» **DIRECTIONS FOR THIS TASK**: Go through the listing beneath this task and return every line that carries the string "JSON".

-- START EXCERPTED RECORDS --

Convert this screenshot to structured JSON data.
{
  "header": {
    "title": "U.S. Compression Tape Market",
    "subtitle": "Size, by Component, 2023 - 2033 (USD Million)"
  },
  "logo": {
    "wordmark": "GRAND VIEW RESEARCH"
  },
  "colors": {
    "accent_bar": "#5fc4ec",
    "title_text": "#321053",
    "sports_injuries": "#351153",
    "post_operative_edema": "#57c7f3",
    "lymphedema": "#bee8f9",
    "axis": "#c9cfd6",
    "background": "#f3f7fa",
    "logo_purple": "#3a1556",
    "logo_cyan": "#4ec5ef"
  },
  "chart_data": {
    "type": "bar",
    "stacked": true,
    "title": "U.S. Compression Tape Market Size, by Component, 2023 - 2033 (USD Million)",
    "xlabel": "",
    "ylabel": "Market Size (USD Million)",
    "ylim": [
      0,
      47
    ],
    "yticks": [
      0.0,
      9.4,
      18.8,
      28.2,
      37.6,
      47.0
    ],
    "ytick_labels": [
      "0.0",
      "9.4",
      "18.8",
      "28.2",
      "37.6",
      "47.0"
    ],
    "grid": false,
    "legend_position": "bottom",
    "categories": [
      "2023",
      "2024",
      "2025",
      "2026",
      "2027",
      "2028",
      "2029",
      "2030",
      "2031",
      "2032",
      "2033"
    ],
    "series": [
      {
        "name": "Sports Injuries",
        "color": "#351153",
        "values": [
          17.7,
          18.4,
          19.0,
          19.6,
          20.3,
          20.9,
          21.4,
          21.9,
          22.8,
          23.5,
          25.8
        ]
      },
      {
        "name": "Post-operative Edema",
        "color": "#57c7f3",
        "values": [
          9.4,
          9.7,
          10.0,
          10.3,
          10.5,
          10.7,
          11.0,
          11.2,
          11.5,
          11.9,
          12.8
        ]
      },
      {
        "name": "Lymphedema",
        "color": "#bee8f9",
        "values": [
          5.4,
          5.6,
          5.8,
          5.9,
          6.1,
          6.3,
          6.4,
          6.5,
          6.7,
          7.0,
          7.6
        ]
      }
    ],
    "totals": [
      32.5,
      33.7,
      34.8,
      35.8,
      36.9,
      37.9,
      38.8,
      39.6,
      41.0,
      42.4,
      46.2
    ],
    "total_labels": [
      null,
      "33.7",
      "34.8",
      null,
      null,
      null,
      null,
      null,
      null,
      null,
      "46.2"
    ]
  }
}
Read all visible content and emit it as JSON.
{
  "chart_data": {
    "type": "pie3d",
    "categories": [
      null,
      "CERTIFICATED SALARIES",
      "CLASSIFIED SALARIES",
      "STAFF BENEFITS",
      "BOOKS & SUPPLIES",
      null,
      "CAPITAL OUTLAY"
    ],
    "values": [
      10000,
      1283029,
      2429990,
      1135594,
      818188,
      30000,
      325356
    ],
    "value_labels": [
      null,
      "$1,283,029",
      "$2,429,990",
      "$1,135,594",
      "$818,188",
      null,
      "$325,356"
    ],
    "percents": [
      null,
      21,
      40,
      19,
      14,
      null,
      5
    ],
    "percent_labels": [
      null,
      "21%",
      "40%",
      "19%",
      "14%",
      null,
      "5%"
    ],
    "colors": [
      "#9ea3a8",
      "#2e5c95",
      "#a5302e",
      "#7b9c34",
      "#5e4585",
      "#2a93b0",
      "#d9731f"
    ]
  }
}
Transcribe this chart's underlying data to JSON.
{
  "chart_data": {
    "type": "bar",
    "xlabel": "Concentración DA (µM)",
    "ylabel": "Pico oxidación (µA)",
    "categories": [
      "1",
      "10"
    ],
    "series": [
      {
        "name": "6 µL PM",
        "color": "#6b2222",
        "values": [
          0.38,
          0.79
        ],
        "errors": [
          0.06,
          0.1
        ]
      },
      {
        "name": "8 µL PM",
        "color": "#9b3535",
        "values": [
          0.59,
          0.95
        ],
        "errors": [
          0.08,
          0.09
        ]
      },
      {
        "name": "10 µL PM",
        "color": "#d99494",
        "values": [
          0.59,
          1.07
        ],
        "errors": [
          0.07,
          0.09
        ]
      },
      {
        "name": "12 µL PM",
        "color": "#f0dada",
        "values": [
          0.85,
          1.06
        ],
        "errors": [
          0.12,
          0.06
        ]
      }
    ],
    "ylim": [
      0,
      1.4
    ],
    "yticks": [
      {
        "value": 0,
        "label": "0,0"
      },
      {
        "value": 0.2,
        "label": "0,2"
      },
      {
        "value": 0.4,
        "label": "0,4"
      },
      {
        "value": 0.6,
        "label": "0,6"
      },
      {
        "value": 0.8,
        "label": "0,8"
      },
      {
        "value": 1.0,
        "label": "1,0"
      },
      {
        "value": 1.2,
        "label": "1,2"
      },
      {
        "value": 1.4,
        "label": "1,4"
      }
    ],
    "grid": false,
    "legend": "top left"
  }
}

-- END EXCERPTED RECORDS --

» **SOLUTION**:
Convert this screenshot to structured JSON data.
Read all visible content and emit it as JSON.
Transcribe this chart's underlying data to JSON.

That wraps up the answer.